Write the data out again in full, with no departure from the original.

- Stored data
-------

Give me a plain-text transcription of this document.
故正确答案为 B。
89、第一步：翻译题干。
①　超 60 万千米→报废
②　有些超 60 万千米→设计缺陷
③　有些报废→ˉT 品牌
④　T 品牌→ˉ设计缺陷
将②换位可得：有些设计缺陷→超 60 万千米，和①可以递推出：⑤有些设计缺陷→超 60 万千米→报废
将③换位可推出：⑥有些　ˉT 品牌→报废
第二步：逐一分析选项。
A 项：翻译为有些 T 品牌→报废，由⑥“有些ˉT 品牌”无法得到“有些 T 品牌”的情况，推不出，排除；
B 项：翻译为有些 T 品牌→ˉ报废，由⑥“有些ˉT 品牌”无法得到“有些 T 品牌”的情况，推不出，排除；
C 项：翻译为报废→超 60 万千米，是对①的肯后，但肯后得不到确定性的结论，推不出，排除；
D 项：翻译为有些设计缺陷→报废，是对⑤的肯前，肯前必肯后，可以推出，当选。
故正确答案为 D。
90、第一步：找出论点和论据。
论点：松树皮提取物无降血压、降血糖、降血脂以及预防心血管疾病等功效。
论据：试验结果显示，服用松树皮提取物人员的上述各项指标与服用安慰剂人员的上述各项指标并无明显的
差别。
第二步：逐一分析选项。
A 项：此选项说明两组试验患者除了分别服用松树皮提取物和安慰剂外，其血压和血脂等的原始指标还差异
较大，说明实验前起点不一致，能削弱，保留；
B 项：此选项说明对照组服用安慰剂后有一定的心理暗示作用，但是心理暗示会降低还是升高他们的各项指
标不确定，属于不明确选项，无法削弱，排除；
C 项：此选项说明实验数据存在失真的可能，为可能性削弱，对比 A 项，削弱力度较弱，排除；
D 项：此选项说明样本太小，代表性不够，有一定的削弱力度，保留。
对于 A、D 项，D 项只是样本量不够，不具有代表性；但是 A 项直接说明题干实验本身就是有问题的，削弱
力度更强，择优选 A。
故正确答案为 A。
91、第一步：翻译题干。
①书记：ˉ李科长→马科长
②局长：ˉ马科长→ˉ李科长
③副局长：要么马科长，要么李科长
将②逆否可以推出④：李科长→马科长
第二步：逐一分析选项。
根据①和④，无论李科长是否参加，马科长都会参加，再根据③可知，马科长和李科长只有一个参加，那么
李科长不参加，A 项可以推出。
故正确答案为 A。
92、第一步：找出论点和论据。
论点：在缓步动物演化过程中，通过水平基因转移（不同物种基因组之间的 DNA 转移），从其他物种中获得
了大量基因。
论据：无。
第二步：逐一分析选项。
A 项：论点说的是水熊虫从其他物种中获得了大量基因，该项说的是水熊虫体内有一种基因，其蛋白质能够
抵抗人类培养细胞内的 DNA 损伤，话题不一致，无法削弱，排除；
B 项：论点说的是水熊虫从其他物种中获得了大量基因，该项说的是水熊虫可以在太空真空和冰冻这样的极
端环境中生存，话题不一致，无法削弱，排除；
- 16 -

-------

- CORRECT ANSWER
Give me a plain-text transcription of this document.
故正确答案为 B。
89、第一步：翻译题干。
①　超 60 万千米→报废
②　有些超 60 万千米→设计缺陷
③　有些报废→ˉT 品牌
④　T 品牌→ˉ设计缺陷
将②换位可得：有些设计缺陷→超 60 万千米，和①可以递推出：⑤有些设计缺陷→超 60 万千米→报废
将③换位可推出：⑥有些　ˉT 品牌→报废
第二步：逐一分析选项。
A 项：翻译为有些 T 品牌→报废，由⑥“有些ˉT 品牌”无法得到“有些 T 品牌”的情况，推不出，排除；
B 项：翻译为有些 T 品牌→ˉ报废，由⑥“有些ˉT 品牌”无法得到“有些 T 品牌”的情况，推不出，排除；
C 项：翻译为报废→超 60 万千米，是对①的肯后，但肯后得不到确定性的结论，推不出，排除；
D 项：翻译为有些设计缺陷→报废，是对⑤的肯前，肯前必肯后，可以推出，当选。
故正确答案为 D。
90、第一步：找出论点和论据。
论点：松树皮提取物无降血压、降血糖、降血脂以及预防心血管疾病等功效。
论据：试验结果显示，服用松树皮提取物人员的上述各项指标与服用安慰剂人员的上述各项指标并无明显的
差别。
第二步：逐一分析选项。
A 项：此选项说明两组试验患者除了分别服用松树皮提取物和安慰剂外，其血压和血脂等的原始指标还差异
较大，说明实验前起点不一致，能削弱，保留；
B 项：此选项说明对照组服用安慰剂后有一定的心理暗示作用，但是心理暗示会降低还是升高他们的各项指
标不确定，属于不明确选项，无法削弱，排除；
C 项：此选项说明实验数据存在失真的可能，为可能性削弱，对比 A 项，削弱力度较弱，排除；
D 项：此选项说明样本太小，代表性不够，有一定的削弱力度，保留。
对于 A、D 项，D 项只是样本量不够，不具有代表性；但是 A 项直接说明题干实验本身就是有问题的，削弱
力度更强，择优选 A。
故正确答案为 A。
91、第一步：翻译题干。
①书记：ˉ李科长→马科长
②局长：ˉ马科长→ˉ李科长
③副局长：要么马科长，要么李科长
将②逆否可以推出④：李科长→马科长
第二步：逐一分析选项。
根据①和④，无论李科长是否参加，马科长都会参加，再根据③可知，马科长和李科长只有一个参加，那么
李科长不参加，A 项可以推出。
故正确答案为 A。
92、第一步：找出论点和论据。
论点：在缓步动物演化过程中，通过水平基因转移（不同物种基因组之间的 DNA 转移），从其他物种中获得
了大量基因。
论据：无。
第二步：逐一分析选项。
A 项：论点说的是水熊虫从其他物种中获得了大量基因，该项说的是水熊虫体内有一种基因，其蛋白质能够
抵抗人类培养细胞内的 DNA 损伤，话题不一致，无法削弱，排除；
B 项：论点说的是水熊虫从其他物种中获得了大量基因，该项说的是水熊虫可以在太空真空和冰冻这样的极
端环境中生存，话题不一致，无法削弱，排除；
- 16 -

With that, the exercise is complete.